(Image-based layout items)
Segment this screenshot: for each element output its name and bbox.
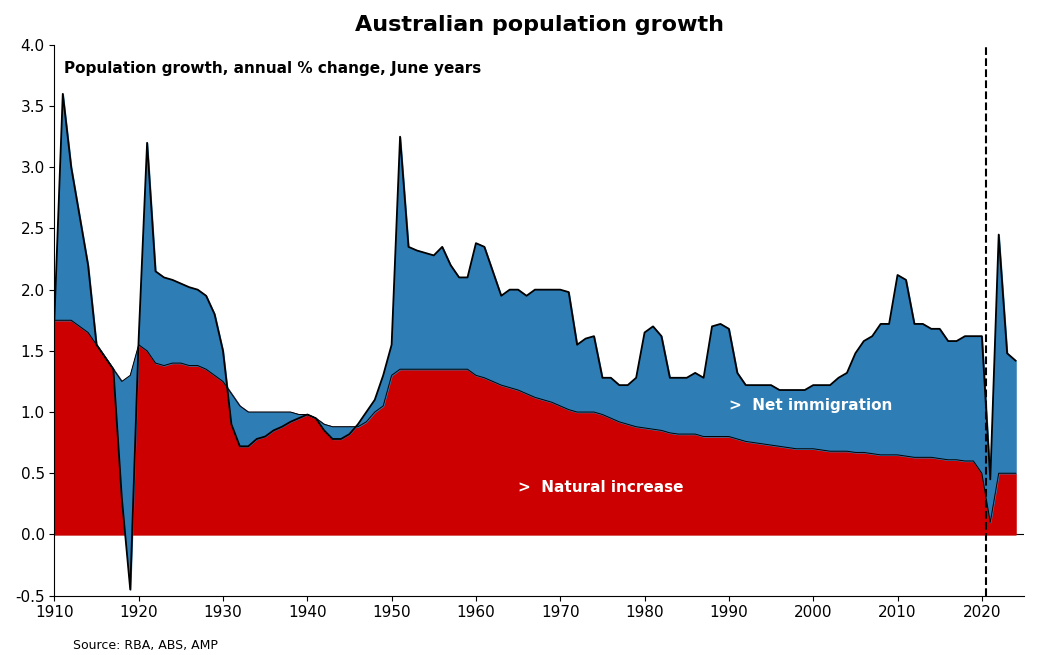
- Text: Population growth, annual % change, June years: Population growth, annual % change, June…: [64, 62, 481, 77]
- Text: >  Net immigration: > Net immigration: [729, 398, 893, 413]
- Text: Source: RBA, ABS, AMP: Source: RBA, ABS, AMP: [73, 639, 217, 652]
- Title: Australian population growth: Australian population growth: [354, 15, 724, 35]
- Text: >  Natural increase: > Natural increase: [518, 480, 684, 495]
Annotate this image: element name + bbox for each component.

# What you have to do
Rewrite the items above with "bbox" swapped for "bounding box" and everything else unchanged. Leave the pictures out.

# Exercise solution
Segment this screenshot: for each element output its name and bounding box.
- Text: Population growth, annual % change, June years: Population growth, annual % change, June…: [64, 62, 481, 77]
- Text: >  Net immigration: > Net immigration: [729, 398, 893, 413]
- Text: Source: RBA, ABS, AMP: Source: RBA, ABS, AMP: [73, 639, 217, 652]
- Title: Australian population growth: Australian population growth: [354, 15, 724, 35]
- Text: >  Natural increase: > Natural increase: [518, 480, 684, 495]
Annotate this image: element name + bounding box for each component.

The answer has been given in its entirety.